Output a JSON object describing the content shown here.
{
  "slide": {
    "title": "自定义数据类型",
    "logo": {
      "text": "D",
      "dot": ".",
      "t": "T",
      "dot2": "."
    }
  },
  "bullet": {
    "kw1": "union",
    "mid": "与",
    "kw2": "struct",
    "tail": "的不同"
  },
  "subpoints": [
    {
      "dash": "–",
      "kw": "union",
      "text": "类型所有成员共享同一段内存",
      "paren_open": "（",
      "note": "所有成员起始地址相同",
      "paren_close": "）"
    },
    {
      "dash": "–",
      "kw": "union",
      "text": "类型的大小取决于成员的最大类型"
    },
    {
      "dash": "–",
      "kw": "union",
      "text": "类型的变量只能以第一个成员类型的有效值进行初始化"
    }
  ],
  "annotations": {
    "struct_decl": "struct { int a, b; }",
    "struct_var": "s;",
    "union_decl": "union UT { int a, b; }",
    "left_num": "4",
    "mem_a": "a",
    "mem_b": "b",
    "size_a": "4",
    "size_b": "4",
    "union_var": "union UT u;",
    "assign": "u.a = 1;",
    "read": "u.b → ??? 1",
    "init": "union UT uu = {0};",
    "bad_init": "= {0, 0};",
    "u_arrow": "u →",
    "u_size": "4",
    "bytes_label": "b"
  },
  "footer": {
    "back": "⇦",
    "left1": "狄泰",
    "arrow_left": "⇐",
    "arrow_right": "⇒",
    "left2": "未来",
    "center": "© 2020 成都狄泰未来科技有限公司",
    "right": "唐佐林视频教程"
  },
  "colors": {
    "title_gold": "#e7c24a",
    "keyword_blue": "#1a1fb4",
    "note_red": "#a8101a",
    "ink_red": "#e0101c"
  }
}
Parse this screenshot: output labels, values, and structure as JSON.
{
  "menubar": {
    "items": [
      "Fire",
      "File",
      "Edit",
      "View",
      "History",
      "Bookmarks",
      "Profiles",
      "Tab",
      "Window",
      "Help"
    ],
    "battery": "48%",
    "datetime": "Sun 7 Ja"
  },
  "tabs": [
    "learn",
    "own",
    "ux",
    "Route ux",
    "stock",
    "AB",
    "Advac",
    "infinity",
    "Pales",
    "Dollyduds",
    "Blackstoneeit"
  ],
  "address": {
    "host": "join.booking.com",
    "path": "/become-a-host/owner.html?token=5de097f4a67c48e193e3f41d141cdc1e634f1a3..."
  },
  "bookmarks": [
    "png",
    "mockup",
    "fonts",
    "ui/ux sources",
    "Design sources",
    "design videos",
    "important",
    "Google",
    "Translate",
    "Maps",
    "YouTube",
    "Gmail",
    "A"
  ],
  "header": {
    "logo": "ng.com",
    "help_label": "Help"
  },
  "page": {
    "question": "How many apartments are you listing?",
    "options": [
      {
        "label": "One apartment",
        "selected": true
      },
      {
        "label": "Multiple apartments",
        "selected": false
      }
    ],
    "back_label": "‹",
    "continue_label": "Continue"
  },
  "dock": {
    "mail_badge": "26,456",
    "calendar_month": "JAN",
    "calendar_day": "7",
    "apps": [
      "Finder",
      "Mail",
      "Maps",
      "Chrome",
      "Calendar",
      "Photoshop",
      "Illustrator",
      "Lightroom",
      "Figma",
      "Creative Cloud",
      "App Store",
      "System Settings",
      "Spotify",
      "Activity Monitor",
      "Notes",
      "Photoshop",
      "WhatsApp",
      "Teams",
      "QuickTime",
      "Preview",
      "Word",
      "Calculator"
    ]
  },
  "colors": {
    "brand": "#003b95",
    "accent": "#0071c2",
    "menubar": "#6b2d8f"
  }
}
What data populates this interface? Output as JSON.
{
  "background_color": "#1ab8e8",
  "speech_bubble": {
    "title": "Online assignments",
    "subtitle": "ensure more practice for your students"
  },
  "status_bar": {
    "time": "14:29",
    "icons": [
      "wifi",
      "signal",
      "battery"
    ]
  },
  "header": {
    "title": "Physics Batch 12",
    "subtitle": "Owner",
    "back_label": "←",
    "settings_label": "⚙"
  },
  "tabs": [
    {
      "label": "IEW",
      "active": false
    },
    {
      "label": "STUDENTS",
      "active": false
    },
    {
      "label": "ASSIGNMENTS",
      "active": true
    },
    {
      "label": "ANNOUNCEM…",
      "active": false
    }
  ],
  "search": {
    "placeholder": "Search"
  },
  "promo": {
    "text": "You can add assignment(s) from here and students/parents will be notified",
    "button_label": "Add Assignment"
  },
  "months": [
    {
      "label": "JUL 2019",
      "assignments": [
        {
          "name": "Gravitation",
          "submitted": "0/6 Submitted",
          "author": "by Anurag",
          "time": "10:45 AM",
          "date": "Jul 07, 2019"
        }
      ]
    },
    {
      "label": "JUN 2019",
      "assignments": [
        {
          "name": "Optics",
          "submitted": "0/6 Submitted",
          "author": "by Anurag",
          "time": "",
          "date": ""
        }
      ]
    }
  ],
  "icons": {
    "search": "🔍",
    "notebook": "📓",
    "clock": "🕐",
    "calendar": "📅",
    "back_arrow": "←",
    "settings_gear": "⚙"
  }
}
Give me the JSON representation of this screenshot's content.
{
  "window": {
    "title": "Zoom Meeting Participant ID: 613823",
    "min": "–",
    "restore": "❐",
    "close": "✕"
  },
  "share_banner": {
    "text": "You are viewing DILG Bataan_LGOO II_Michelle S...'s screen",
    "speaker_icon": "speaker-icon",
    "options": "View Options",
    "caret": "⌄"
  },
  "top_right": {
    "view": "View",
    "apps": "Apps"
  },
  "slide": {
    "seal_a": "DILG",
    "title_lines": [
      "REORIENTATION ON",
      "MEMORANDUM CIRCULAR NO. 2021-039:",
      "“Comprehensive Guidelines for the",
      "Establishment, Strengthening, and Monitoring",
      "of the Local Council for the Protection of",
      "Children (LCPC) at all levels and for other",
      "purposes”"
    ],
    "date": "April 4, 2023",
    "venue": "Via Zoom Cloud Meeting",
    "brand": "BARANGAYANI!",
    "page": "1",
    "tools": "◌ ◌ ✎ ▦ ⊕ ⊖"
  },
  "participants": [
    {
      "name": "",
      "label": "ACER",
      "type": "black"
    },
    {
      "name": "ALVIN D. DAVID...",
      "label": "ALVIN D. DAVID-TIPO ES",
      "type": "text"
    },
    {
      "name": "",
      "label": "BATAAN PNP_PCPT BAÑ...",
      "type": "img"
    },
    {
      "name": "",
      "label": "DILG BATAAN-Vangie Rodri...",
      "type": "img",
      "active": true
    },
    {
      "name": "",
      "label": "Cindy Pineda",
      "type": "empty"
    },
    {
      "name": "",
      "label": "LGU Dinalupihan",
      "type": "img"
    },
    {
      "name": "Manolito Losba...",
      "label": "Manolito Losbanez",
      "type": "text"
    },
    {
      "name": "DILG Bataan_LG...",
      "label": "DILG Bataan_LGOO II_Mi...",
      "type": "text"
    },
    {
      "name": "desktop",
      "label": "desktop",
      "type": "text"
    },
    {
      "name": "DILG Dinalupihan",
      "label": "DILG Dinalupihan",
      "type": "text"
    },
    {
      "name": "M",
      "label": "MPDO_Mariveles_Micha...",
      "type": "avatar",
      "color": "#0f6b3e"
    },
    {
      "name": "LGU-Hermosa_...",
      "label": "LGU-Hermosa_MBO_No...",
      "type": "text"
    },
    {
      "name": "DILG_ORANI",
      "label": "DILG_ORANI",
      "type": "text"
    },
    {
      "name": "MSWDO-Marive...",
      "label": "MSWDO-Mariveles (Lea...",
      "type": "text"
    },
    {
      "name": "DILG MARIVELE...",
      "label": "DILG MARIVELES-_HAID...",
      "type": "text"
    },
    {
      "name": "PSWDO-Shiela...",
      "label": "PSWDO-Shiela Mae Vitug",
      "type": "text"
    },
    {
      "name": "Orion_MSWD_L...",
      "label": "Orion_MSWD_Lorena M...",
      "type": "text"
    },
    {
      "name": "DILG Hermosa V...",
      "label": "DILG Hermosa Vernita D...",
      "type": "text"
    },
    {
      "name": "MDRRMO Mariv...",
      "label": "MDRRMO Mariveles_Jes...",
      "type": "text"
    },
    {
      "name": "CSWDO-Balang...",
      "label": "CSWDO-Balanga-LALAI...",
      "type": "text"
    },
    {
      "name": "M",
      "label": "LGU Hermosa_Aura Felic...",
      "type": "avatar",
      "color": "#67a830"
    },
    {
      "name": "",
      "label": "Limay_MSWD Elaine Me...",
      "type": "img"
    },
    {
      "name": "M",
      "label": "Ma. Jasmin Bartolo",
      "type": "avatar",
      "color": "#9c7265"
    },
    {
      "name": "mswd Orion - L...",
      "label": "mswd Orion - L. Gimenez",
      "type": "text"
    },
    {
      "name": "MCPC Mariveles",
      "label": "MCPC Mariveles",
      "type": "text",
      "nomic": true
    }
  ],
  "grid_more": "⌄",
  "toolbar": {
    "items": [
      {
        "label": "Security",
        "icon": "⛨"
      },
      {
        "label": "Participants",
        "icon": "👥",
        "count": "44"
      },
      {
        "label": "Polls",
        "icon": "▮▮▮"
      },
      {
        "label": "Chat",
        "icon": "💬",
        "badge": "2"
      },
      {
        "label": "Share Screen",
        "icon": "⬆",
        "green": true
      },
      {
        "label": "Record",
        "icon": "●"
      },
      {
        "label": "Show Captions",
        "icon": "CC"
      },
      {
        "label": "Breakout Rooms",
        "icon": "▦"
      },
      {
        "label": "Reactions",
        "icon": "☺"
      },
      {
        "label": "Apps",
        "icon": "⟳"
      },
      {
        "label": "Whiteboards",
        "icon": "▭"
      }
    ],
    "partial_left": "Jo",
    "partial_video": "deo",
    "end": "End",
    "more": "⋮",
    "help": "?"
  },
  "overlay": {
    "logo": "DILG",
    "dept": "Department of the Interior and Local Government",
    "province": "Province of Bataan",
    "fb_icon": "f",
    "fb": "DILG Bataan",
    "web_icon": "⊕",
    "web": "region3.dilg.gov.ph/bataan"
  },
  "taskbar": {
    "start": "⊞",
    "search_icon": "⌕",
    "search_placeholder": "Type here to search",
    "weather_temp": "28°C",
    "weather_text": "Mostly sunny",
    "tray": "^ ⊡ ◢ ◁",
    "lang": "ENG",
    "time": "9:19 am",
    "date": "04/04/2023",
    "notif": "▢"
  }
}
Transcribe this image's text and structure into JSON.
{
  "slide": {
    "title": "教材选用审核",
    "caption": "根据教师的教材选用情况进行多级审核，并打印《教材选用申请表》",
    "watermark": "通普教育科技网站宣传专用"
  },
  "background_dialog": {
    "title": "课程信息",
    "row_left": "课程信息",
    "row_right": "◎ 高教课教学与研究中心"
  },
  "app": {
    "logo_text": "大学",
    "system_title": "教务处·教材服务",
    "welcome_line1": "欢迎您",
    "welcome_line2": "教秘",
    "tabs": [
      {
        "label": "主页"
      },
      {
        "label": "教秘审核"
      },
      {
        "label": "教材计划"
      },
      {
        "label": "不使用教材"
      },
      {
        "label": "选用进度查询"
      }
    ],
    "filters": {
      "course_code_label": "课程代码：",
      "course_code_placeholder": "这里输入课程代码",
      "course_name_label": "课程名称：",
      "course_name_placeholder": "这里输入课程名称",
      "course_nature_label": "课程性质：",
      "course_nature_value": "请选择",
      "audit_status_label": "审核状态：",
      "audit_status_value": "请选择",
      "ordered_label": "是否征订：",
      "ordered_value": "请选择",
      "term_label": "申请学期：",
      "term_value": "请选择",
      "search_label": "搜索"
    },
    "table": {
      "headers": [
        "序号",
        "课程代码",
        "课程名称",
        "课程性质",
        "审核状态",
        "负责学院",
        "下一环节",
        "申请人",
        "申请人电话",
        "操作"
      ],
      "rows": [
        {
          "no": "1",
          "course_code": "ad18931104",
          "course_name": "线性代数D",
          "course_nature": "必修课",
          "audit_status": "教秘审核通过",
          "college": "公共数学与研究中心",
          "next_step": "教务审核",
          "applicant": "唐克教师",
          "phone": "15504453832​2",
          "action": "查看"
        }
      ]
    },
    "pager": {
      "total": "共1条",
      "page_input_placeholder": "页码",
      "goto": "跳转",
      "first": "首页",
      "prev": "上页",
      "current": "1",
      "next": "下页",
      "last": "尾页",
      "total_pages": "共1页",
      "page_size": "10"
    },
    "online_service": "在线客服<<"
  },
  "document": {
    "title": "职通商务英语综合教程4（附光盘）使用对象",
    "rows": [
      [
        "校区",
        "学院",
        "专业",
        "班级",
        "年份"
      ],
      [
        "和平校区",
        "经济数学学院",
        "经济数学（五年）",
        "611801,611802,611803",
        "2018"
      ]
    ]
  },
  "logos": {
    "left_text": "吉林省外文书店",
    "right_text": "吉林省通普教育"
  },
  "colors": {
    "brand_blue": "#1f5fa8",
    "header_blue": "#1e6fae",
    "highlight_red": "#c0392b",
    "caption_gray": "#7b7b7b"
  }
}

:: Given instruction ::
Look over the listing above. Pick out and copy every line that includes "Shiela".

:: Final result ::
      "name": "PSWDO-Shiela...",
      "label": "PSWDO-Shiela Mae Vitug",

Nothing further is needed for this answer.